## EXERCISE REQUIREMENTS:
Output every line of the data exactly as it appears.

Start of PROVIDED MATERIAL

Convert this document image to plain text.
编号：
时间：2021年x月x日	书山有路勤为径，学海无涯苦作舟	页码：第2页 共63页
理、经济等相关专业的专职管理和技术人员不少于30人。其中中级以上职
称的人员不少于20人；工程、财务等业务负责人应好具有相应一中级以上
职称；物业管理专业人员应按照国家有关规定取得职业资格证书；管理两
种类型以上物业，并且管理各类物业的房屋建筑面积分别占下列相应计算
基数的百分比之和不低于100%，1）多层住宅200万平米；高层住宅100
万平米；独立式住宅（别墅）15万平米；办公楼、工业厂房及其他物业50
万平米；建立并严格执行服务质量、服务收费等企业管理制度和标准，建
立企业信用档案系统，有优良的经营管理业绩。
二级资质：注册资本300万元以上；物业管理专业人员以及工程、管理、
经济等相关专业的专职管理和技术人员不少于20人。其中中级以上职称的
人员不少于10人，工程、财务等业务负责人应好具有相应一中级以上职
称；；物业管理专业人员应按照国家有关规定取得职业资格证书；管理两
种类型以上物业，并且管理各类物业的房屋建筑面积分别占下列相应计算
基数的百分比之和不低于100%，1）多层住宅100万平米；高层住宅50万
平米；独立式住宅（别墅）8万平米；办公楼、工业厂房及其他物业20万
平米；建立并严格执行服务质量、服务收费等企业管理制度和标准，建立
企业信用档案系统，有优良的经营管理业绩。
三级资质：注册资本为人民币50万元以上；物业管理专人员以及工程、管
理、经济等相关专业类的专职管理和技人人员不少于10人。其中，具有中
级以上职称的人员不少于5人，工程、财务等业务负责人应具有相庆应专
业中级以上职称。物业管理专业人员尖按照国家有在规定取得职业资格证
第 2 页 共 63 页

End of PROVIDED MATERIAL

## RESULT:
Convert this document image to plain text.
编号：
时间：2021年x月x日	书山有路勤为径，学海无涯苦作舟	页码：第2页 共63页
理、经济等相关专业的专职管理和技术人员不少于30人。其中中级以上职
称的人员不少于20人；工程、财务等业务负责人应好具有相应一中级以上
职称；物业管理专业人员应按照国家有关规定取得职业资格证书；管理两
种类型以上物业，并且管理各类物业的房屋建筑面积分别占下列相应计算
基数的百分比之和不低于100%，1）多层住宅200万平米；高层住宅100
万平米；独立式住宅（别墅）15万平米；办公楼、工业厂房及其他物业50
万平米；建立并严格执行服务质量、服务收费等企业管理制度和标准，建
立企业信用档案系统，有优良的经营管理业绩。
二级资质：注册资本300万元以上；物业管理专业人员以及工程、管理、
经济等相关专业的专职管理和技术人员不少于20人。其中中级以上职称的
人员不少于10人，工程、财务等业务负责人应好具有相应一中级以上职
称；；物业管理专业人员应按照国家有关规定取得职业资格证书；管理两
种类型以上物业，并且管理各类物业的房屋建筑面积分别占下列相应计算
基数的百分比之和不低于100%，1）多层住宅100万平米；高层住宅50万
平米；独立式住宅（别墅）8万平米；办公楼、工业厂房及其他物业20万
平米；建立并严格执行服务质量、服务收费等企业管理制度和标准，建立
企业信用档案系统，有优良的经营管理业绩。
三级资质：注册资本为人民币50万元以上；物业管理专人员以及工程、管
理、经济等相关专业类的专职管理和技人人员不少于10人。其中，具有中
级以上职称的人员不少于5人，工程、财务等业务负责人应具有相庆应专
业中级以上职称。物业管理专业人员尖按照国家有在规定取得职业资格证
第 2 页 共 63 页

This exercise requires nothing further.